Written request. In the material below, identify each line bearing the word "Exercise". Reproduce those lines.

[start]

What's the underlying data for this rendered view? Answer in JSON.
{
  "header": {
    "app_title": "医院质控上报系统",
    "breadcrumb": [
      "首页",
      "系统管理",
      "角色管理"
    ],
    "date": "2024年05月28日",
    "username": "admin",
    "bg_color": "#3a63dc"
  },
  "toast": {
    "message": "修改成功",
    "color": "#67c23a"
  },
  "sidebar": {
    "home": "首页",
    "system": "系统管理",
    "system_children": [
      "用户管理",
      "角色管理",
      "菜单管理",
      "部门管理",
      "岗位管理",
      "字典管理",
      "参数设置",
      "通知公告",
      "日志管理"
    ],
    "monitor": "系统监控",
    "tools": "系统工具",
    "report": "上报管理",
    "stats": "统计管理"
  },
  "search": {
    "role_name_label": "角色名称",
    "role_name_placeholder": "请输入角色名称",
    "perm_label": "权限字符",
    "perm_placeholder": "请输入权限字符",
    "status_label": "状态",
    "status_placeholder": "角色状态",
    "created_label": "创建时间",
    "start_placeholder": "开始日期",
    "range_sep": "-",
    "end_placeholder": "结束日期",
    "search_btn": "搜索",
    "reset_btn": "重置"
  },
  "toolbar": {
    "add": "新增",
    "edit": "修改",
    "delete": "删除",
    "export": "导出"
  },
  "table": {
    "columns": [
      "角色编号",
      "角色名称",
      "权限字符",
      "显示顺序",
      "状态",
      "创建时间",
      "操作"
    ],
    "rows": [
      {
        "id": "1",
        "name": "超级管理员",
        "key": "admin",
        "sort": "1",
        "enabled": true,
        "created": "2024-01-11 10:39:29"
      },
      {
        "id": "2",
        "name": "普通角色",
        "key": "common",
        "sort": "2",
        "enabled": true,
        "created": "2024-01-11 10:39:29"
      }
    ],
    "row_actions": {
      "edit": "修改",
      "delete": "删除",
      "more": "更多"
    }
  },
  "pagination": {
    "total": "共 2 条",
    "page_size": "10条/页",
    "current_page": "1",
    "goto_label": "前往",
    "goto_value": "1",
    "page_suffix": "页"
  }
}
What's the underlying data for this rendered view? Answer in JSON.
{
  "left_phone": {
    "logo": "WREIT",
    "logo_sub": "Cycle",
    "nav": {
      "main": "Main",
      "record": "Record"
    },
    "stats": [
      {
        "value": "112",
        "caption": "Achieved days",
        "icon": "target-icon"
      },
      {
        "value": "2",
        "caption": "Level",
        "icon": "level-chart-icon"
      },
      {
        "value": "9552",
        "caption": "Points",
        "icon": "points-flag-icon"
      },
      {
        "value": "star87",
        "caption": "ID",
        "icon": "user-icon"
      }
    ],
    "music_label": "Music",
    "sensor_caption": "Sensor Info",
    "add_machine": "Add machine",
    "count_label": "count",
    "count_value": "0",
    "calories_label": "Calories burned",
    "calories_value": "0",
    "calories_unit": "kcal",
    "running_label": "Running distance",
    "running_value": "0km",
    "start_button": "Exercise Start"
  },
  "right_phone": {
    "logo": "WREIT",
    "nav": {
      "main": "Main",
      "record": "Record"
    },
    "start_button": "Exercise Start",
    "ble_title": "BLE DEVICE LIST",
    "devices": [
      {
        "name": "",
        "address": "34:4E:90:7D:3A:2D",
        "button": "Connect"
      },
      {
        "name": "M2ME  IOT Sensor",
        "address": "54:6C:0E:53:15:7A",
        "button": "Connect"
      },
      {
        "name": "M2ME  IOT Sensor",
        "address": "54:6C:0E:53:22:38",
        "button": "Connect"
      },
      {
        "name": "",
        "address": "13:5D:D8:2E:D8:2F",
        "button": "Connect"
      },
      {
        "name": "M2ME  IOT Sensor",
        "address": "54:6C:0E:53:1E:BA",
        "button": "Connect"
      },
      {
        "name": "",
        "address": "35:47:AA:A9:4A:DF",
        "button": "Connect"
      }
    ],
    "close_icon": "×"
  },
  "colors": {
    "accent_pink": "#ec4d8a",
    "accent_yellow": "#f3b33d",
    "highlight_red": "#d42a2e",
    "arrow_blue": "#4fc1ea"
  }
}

[end]

Full solution.
    "start_button": "Exercise Start"
    "start_button": "Exercise Start",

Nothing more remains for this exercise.